● **Brief**
Give again the lines from the line with "Read out every word on this page." to the last line of the records, exactly and in full. Do not carry over any pictures.

====== Given entries ======

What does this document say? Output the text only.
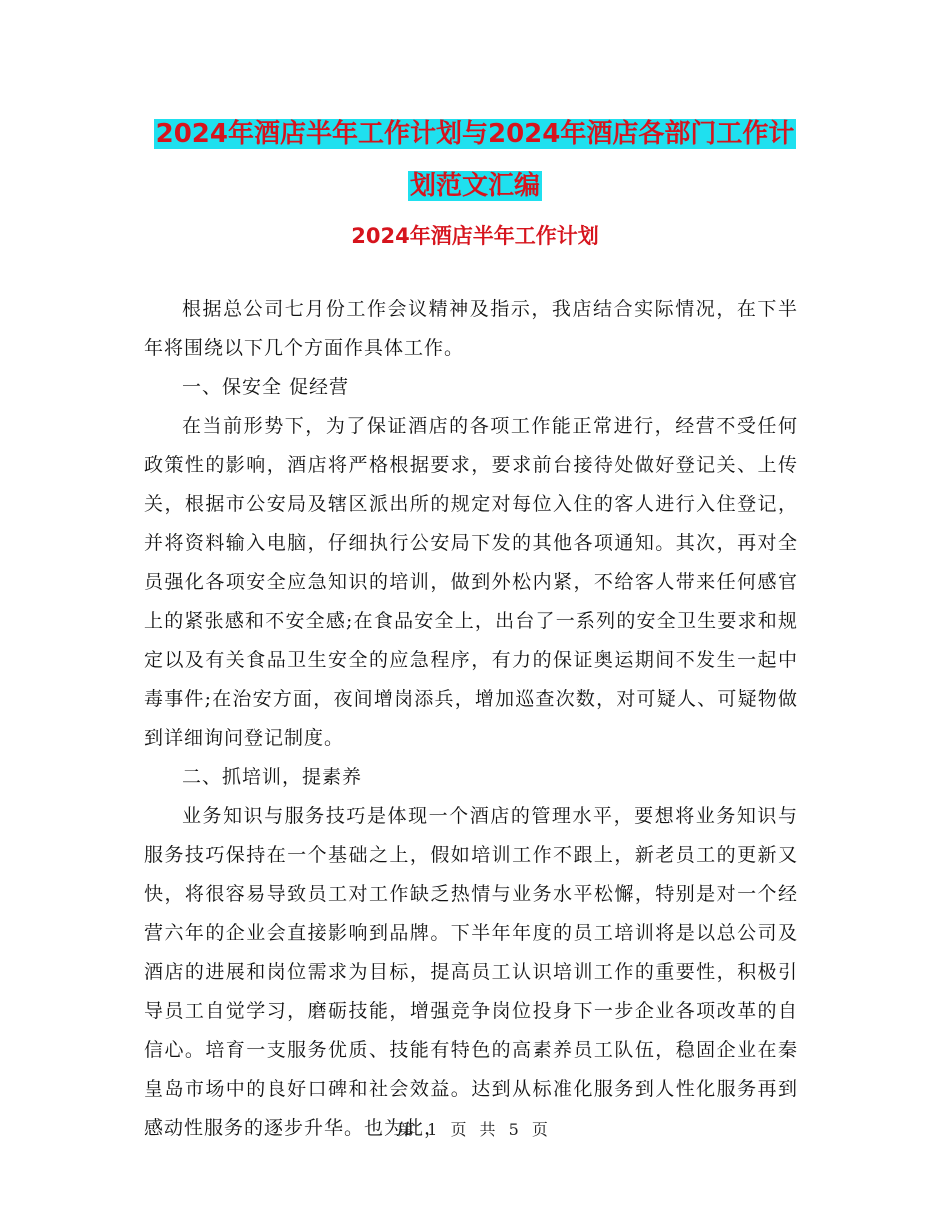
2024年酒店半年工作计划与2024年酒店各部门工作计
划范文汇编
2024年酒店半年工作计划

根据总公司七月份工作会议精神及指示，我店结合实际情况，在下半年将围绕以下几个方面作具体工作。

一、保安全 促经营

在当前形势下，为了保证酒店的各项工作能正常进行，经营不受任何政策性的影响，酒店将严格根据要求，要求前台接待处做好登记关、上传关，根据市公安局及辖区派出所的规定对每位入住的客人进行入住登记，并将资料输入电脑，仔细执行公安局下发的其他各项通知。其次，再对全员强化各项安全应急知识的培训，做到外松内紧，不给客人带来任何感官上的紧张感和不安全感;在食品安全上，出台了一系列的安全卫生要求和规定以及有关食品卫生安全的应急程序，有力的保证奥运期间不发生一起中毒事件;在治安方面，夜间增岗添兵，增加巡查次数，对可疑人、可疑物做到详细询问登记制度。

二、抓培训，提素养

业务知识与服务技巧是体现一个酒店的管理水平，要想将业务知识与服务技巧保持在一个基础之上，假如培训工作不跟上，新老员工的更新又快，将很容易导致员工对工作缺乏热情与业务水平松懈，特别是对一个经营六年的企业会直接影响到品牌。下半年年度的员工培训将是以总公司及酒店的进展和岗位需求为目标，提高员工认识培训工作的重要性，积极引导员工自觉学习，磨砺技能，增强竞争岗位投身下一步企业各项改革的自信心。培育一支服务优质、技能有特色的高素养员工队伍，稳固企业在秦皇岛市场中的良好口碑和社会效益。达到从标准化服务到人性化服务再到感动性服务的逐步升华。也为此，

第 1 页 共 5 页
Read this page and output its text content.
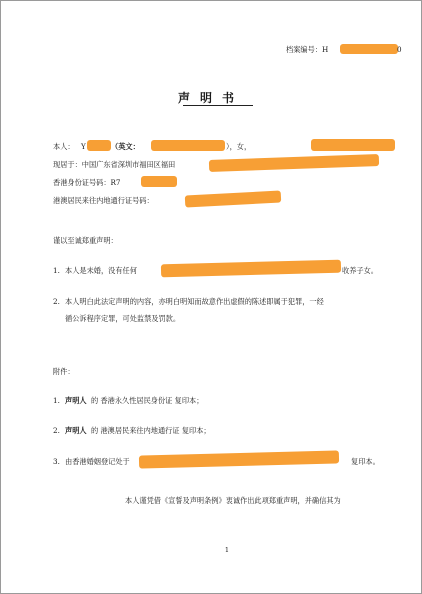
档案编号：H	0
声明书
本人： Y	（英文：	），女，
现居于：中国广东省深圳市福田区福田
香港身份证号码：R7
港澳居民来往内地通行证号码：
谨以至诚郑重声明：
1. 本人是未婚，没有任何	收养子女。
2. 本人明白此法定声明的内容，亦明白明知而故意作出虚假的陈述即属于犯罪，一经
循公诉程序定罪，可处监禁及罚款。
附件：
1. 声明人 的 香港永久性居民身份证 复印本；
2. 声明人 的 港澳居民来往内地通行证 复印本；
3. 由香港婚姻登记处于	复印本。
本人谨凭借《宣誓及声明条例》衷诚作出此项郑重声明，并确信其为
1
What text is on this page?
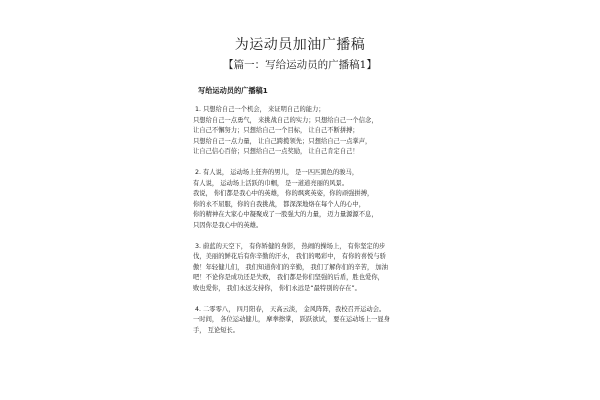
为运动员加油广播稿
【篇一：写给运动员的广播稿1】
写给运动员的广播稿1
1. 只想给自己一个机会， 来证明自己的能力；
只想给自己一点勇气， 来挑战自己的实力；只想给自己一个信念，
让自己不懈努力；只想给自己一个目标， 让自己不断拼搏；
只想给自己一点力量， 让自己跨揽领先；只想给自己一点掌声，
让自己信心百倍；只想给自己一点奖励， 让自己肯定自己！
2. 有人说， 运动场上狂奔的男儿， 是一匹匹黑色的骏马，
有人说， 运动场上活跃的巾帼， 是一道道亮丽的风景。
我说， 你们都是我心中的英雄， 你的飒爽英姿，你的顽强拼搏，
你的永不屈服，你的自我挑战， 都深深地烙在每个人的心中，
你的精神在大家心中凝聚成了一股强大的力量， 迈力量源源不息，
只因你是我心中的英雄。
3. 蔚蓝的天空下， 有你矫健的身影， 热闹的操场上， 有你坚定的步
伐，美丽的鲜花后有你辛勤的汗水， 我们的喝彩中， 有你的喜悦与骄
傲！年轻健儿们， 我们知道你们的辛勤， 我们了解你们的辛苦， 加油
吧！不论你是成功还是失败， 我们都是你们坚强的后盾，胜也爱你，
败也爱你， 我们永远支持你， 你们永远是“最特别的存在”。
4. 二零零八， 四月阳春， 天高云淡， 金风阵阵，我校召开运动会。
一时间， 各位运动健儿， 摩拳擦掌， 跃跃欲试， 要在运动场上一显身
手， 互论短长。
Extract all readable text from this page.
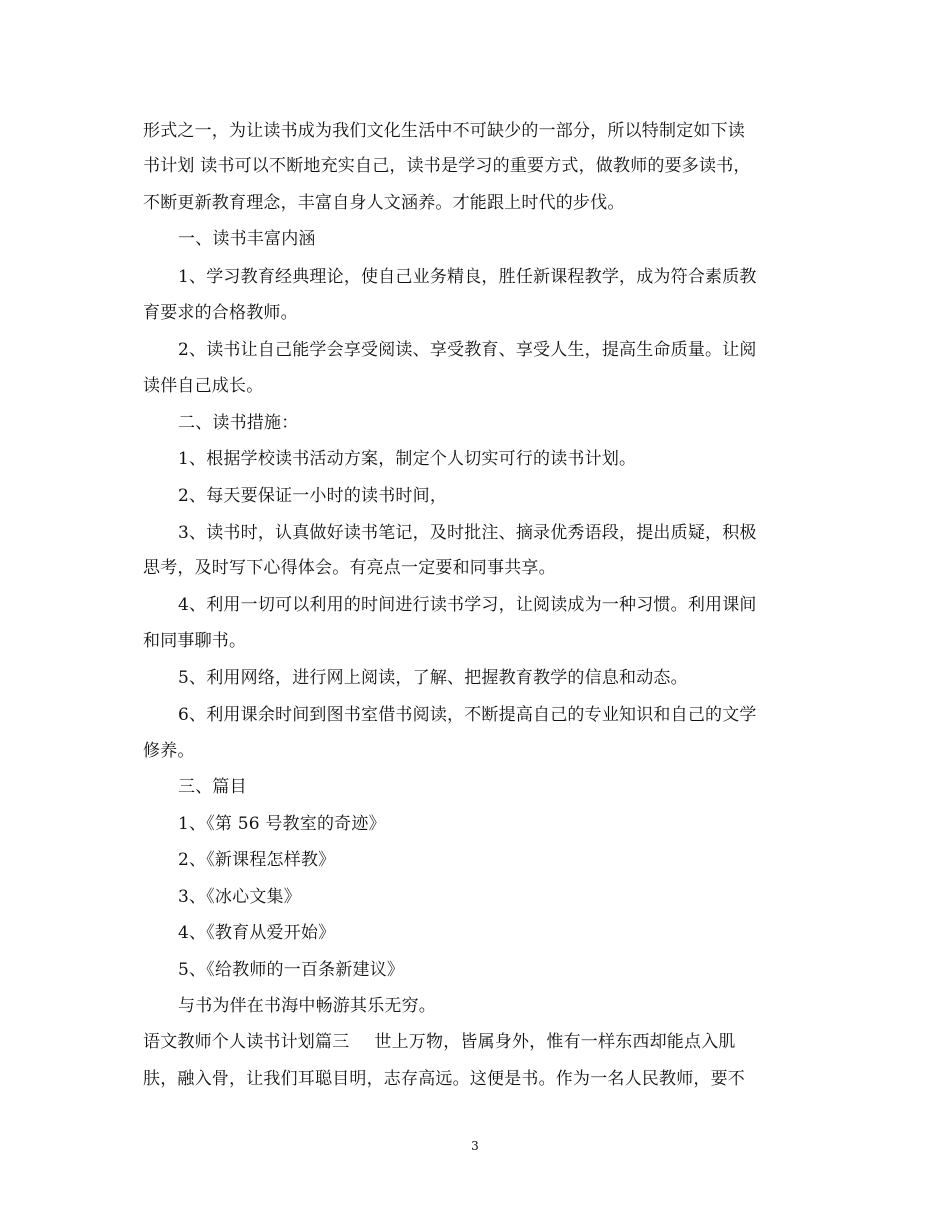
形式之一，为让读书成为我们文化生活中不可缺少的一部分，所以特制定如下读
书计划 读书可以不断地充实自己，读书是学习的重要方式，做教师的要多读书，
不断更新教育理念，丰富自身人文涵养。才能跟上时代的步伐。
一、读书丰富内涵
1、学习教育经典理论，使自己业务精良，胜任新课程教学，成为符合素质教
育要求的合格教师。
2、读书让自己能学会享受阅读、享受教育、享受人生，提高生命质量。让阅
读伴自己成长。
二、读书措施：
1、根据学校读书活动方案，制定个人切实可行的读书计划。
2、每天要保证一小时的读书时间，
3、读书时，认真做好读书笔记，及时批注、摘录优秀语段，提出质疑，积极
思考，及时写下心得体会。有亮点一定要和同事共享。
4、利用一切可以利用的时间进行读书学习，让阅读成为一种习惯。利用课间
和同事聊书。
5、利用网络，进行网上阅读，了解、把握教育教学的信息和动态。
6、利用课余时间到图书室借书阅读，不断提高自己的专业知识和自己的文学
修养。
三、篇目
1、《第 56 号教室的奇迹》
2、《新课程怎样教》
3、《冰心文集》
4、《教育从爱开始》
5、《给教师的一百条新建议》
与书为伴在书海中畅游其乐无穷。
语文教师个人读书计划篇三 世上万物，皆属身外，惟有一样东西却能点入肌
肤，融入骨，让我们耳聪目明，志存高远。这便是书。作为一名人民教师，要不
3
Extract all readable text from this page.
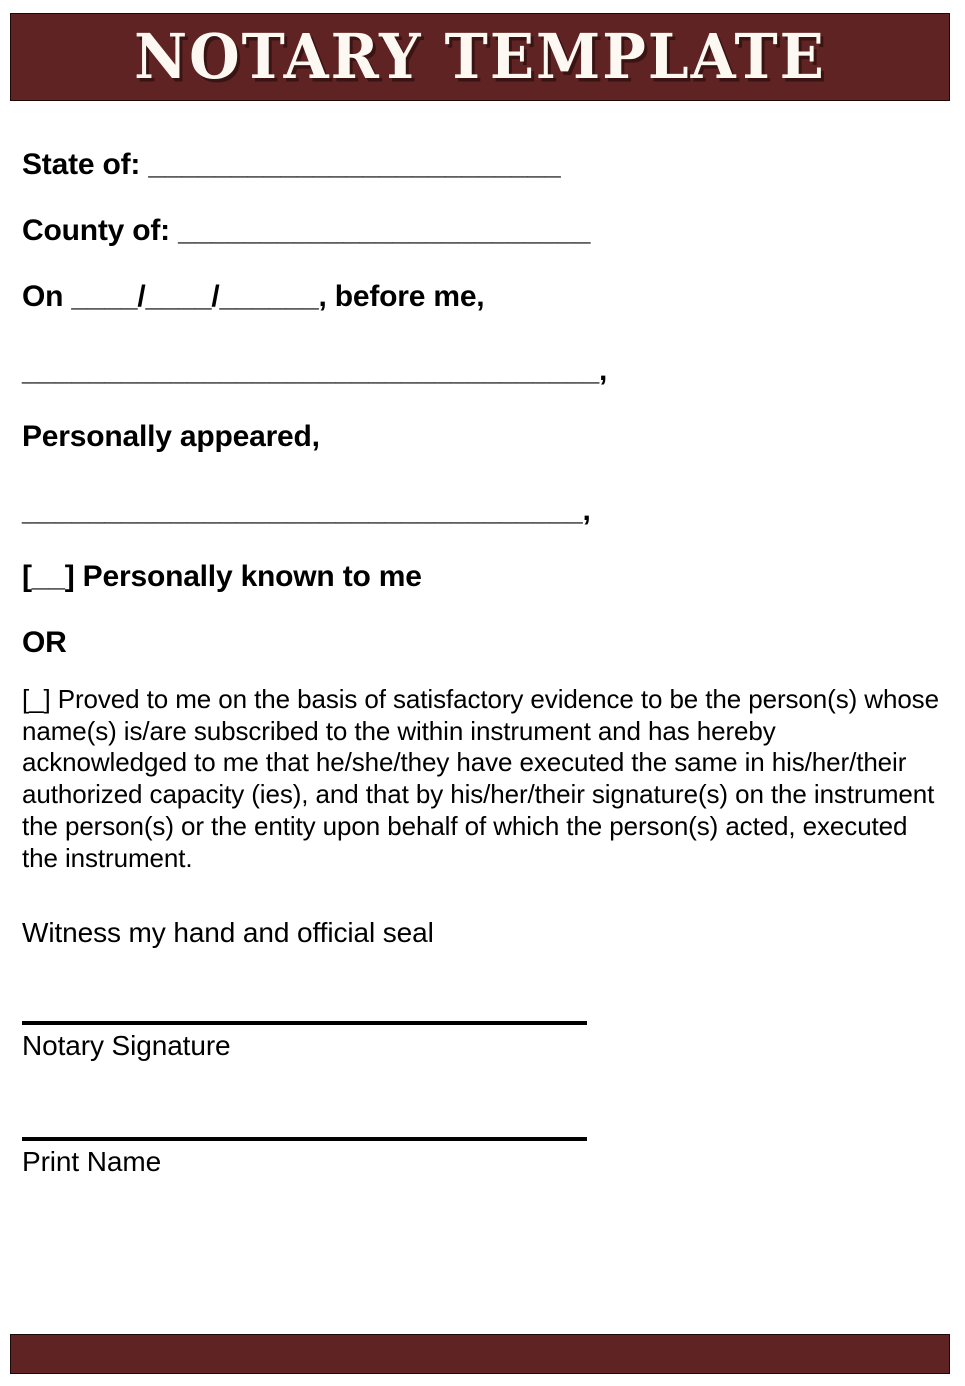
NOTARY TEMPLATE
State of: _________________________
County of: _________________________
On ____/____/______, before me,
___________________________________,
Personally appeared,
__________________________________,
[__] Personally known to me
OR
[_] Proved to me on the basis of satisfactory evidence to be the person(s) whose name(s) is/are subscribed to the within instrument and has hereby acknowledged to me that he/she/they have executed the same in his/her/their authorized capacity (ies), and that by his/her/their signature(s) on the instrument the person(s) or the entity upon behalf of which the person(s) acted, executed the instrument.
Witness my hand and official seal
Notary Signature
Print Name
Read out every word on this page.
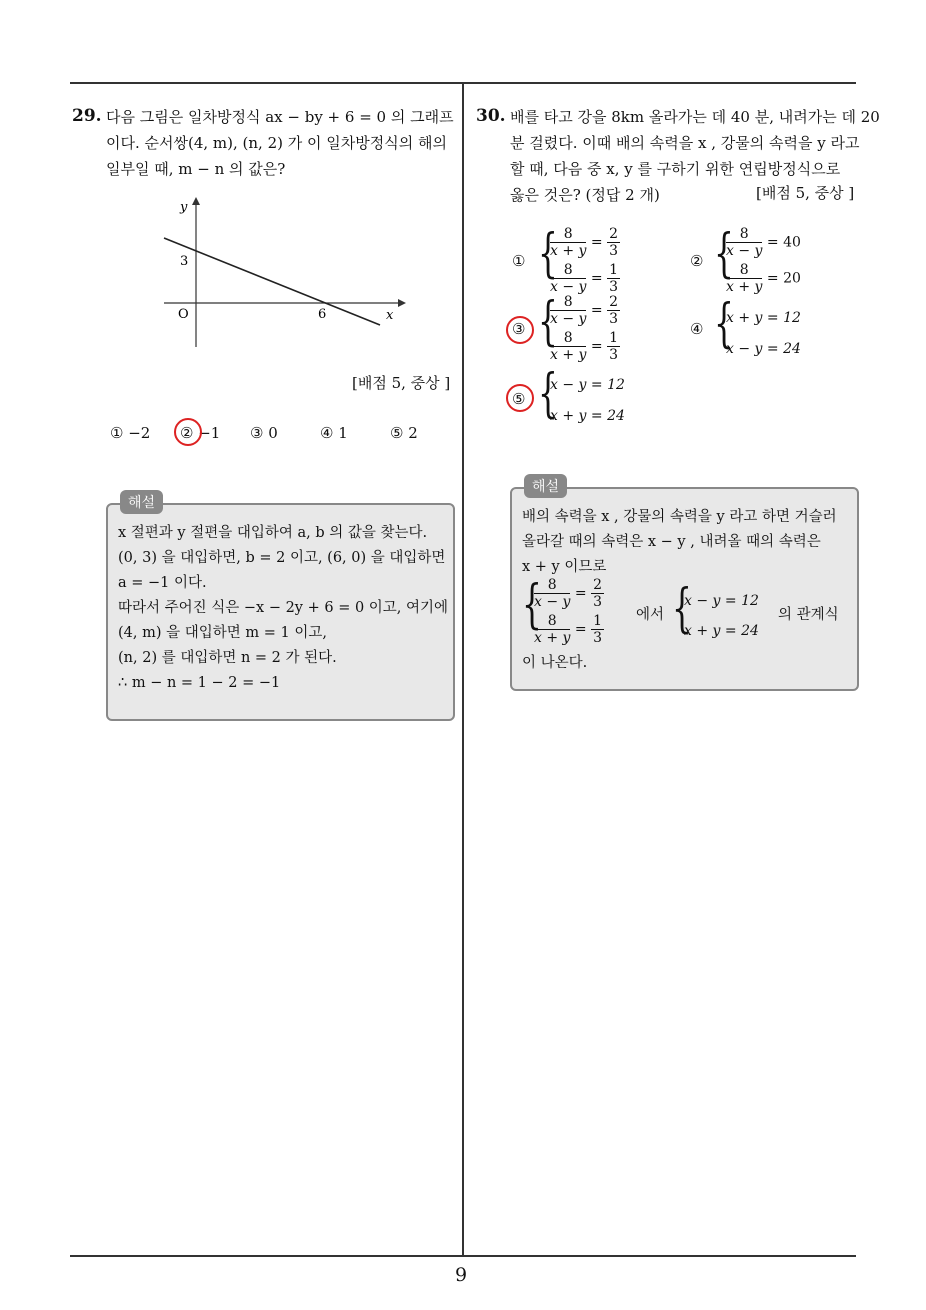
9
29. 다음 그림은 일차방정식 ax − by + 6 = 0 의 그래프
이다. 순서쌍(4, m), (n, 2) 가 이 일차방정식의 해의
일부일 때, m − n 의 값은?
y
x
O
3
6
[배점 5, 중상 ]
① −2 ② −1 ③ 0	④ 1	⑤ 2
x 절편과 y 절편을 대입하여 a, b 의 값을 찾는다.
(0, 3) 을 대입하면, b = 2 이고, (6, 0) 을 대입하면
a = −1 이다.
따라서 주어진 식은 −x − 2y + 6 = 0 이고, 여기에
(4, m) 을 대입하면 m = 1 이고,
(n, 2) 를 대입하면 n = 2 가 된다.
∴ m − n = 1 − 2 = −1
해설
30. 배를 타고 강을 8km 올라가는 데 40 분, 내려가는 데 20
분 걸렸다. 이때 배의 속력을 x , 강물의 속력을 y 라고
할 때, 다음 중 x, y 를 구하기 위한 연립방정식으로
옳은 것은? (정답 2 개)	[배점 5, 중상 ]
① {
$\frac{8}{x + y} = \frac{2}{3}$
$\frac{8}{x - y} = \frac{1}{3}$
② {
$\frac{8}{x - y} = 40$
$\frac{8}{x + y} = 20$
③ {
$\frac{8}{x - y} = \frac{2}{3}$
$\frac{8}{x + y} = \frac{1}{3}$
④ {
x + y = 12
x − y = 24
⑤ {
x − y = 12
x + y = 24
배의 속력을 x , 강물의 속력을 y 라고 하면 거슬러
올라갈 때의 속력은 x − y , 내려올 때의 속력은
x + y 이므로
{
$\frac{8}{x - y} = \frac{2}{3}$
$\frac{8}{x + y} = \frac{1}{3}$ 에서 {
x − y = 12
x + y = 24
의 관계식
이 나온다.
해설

======

● **Task response**
Read out every word on this page.
9
29. 다음 그림은 일차방정식 ax − by + 6 = 0 의 그래프
이다. 순서쌍(4, m), (n, 2) 가 이 일차방정식의 해의
일부일 때, m − n 의 값은?
y
x
O
3
6
[배점 5, 중상 ]
① −2 ② −1 ③ 0	④ 1	⑤ 2
x 절편과 y 절편을 대입하여 a, b 의 값을 찾는다.
(0, 3) 을 대입하면, b = 2 이고, (6, 0) 을 대입하면
a = −1 이다.
따라서 주어진 식은 −x − 2y + 6 = 0 이고, 여기에
(4, m) 을 대입하면 m = 1 이고,
(n, 2) 를 대입하면 n = 2 가 된다.
∴ m − n = 1 − 2 = −1
해설
30. 배를 타고 강을 8km 올라가는 데 40 분, 내려가는 데 20
분 걸렸다. 이때 배의 속력을 x , 강물의 속력을 y 라고
할 때, 다음 중 x, y 를 구하기 위한 연립방정식으로
옳은 것은? (정답 2 개)	[배점 5, 중상 ]
① {
$\frac{8}{x + y} = \frac{2}{3}$
$\frac{8}{x - y} = \frac{1}{3}$
② {
$\frac{8}{x - y} = 40$
$\frac{8}{x + y} = 20$
③ {
$\frac{8}{x - y} = \frac{2}{3}$
$\frac{8}{x + y} = \frac{1}{3}$
④ {
x + y = 12
x − y = 24
⑤ {
x − y = 12
x + y = 24
배의 속력을 x , 강물의 속력을 y 라고 하면 거슬러
올라갈 때의 속력은 x − y , 내려올 때의 속력은
x + y 이므로
{
$\frac{8}{x - y} = \frac{2}{3}$
$\frac{8}{x + y} = \frac{1}{3}$ 에서 {
x − y = 12
x + y = 24
의 관계식
이 나온다.
해설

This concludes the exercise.